TASK MATERIAL:
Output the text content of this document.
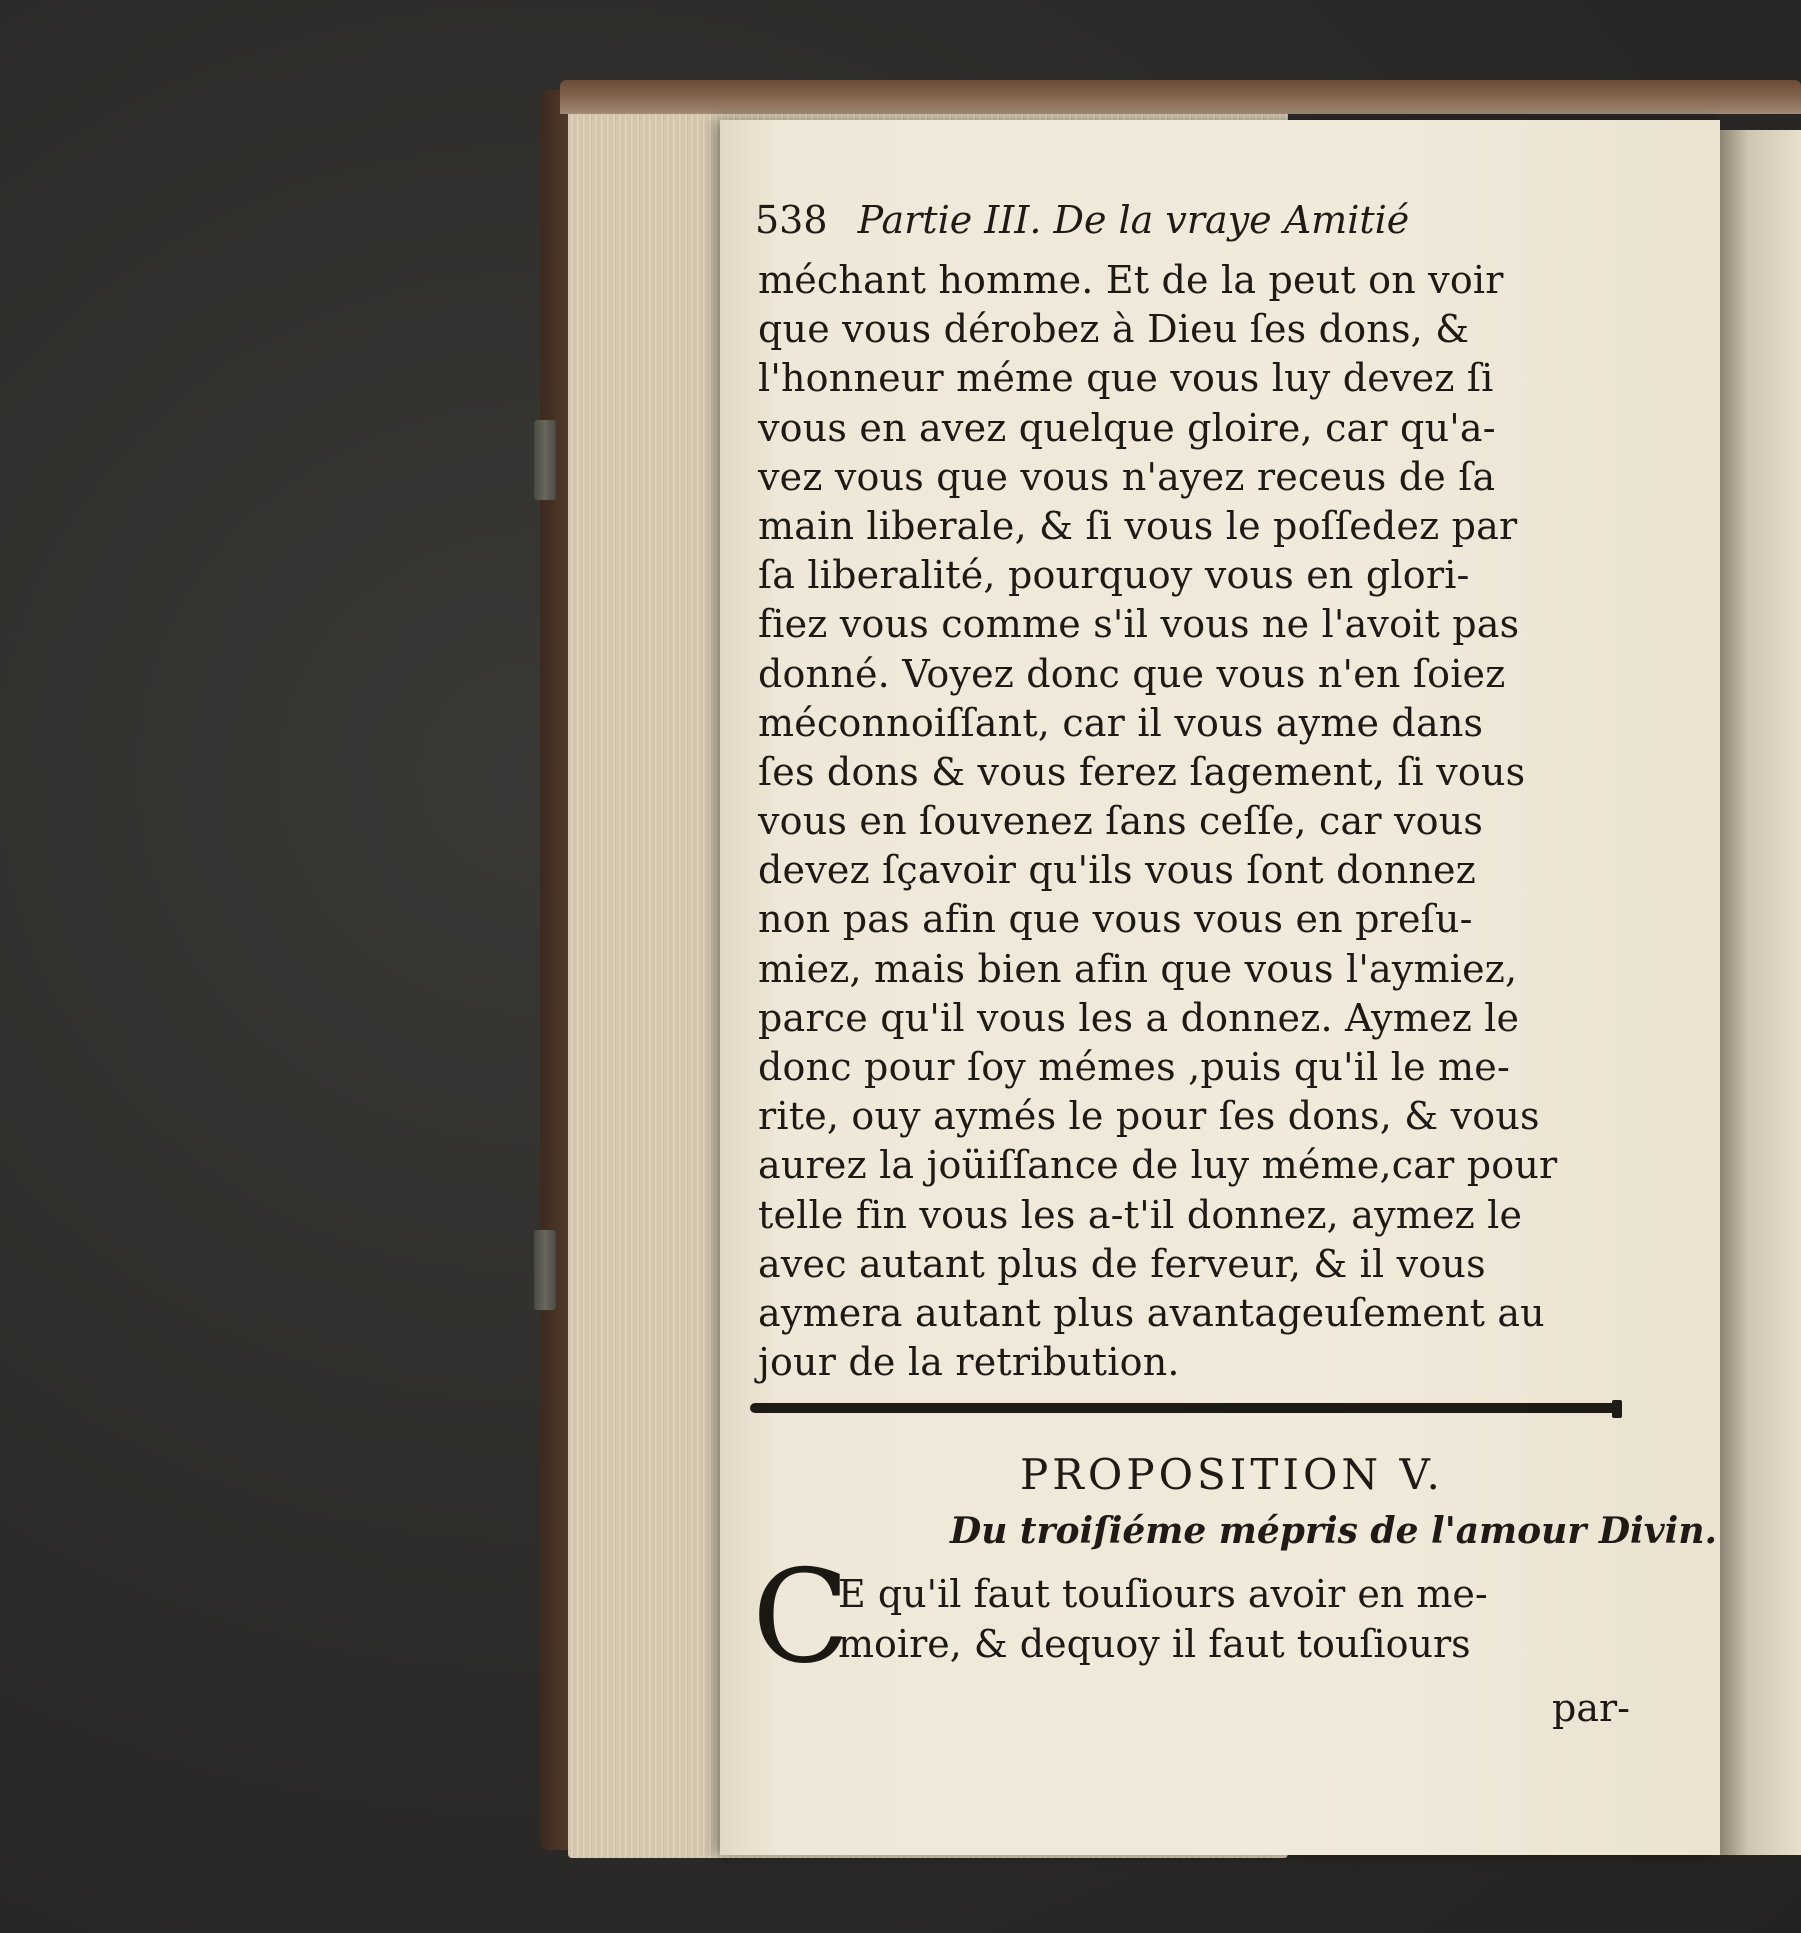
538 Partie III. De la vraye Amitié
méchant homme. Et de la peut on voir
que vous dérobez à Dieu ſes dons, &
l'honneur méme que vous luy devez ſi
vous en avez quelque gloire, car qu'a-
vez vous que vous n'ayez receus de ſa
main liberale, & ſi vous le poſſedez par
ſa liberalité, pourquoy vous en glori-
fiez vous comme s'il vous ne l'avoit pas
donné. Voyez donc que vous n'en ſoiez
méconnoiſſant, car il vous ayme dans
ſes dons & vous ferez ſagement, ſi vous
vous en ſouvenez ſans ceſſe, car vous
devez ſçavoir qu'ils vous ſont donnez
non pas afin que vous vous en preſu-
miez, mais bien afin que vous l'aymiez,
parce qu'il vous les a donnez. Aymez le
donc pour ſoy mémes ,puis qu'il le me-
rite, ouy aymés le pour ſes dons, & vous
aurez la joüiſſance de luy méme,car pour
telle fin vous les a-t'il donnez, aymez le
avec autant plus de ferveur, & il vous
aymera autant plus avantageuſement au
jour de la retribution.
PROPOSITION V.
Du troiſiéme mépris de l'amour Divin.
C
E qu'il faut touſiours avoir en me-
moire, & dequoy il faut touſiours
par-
--
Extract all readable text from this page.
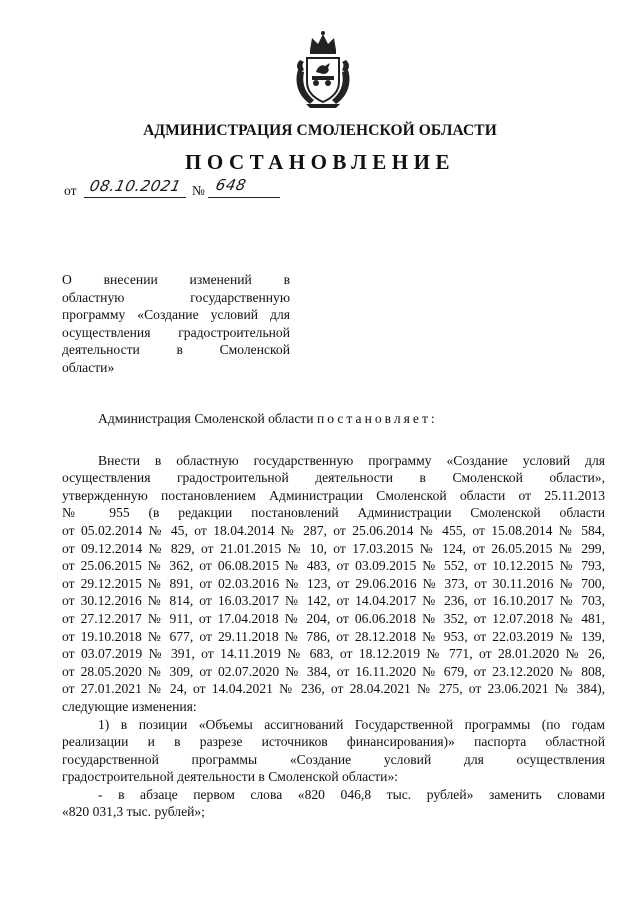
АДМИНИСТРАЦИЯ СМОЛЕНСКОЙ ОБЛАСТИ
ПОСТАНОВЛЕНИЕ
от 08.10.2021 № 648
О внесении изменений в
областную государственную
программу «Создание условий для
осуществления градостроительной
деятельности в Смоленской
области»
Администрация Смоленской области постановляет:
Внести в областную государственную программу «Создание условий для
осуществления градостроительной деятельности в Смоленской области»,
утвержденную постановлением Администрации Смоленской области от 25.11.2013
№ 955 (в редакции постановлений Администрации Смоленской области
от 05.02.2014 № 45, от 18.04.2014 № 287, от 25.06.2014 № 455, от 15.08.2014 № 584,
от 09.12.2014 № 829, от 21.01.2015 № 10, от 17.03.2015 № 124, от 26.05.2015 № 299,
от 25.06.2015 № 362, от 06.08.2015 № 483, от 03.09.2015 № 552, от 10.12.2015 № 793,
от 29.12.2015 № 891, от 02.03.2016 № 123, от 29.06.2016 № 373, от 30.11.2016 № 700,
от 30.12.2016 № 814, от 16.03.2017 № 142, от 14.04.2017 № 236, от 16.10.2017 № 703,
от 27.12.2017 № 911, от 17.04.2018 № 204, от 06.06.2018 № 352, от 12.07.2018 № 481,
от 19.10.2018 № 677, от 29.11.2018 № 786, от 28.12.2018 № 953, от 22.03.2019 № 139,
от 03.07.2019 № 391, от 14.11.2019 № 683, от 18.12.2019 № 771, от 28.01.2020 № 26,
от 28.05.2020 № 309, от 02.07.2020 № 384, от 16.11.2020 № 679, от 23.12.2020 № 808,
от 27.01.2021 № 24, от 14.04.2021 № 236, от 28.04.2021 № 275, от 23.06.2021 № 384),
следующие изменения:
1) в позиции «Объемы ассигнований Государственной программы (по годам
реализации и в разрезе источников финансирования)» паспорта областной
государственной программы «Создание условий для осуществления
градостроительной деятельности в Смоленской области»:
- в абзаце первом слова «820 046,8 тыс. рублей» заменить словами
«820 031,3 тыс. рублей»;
* * *
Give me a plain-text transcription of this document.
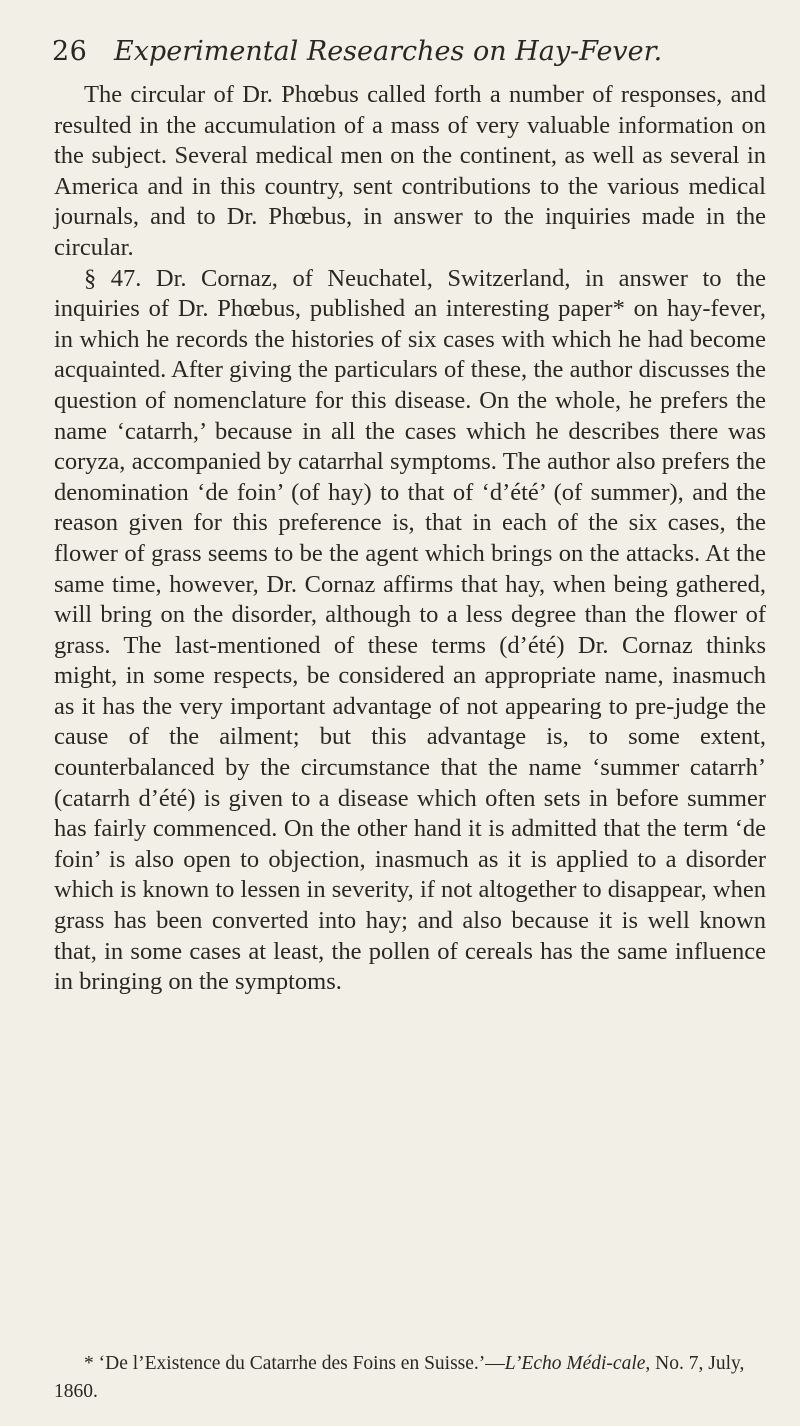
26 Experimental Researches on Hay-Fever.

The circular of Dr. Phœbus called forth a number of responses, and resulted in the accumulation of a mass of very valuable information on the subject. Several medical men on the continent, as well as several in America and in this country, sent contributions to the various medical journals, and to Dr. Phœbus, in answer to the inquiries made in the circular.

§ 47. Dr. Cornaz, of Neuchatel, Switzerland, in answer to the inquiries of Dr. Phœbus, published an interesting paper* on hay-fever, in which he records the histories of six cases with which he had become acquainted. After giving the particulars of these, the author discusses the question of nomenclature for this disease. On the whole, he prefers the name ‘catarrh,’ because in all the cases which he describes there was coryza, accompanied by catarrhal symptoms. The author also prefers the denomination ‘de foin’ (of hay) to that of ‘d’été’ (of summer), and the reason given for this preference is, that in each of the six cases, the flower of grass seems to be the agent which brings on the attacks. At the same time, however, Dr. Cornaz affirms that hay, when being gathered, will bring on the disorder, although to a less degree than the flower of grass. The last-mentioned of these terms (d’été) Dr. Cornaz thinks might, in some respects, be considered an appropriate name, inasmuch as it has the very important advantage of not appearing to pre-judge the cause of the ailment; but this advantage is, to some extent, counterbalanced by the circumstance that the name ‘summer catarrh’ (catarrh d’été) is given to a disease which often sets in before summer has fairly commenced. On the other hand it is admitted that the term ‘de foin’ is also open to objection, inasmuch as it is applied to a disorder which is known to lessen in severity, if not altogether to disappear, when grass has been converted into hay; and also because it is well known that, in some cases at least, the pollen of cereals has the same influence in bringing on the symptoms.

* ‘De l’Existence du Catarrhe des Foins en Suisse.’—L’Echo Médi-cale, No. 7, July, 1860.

DIRECTIVE:
Select all lines in the listing above where the word "inquiries" appears, and show them.

WRITTEN SOLUTION:
The circular of Dr. Phœbus called forth a number of responses, and resulted in the accumulation of a mass of very valuable information on the subject. Several medical men on the continent, as well as several in America and in this country, sent contributions to the various medical journals, and to Dr. Phœbus, in answer to the inquiries made in the circular.
§ 47. Dr. Cornaz, of Neuchatel, Switzerland, in answer to the inquiries of Dr. Phœbus, published an interesting paper* on hay-fever, in which he records the histories of six cases with which he had become acquainted. After giving the particulars of these, the author discusses the question of nomenclature for this disease. On the whole, he prefers the name ‘catarrh,’ because in all the cases which he describes there was coryza, accompanied by catarrhal symptoms. The author also prefers the denomination ‘de foin’ (of hay) to that of ‘d’été’ (of summer), and the reason given for this preference is, that in each of the six cases, the flower of grass seems to be the agent which brings on the attacks. At the same time, however, Dr. Cornaz affirms that hay, when being gathered, will bring on the disorder, although to a less degree than the flower of grass. The last-mentioned of these terms (d’été) Dr. Cornaz thinks might, in some respects, be considered an appropriate name, inasmuch as it has the very important advantage of not appearing to pre-judge the cause of the ailment; but this advantage is, to some extent, counterbalanced by the circumstance that the name ‘summer catarrh’ (catarrh d’été) is given to a disease which often sets in before summer has fairly commenced. On the other hand it is admitted that the term ‘de foin’ is also open to objection, inasmuch as it is applied to a disorder which is known to lessen in severity, if not altogether to disappear, when grass has been converted into hay; and also because it is well known that, in some cases at least, the pollen of cereals has the same influence in bringing on the symptoms.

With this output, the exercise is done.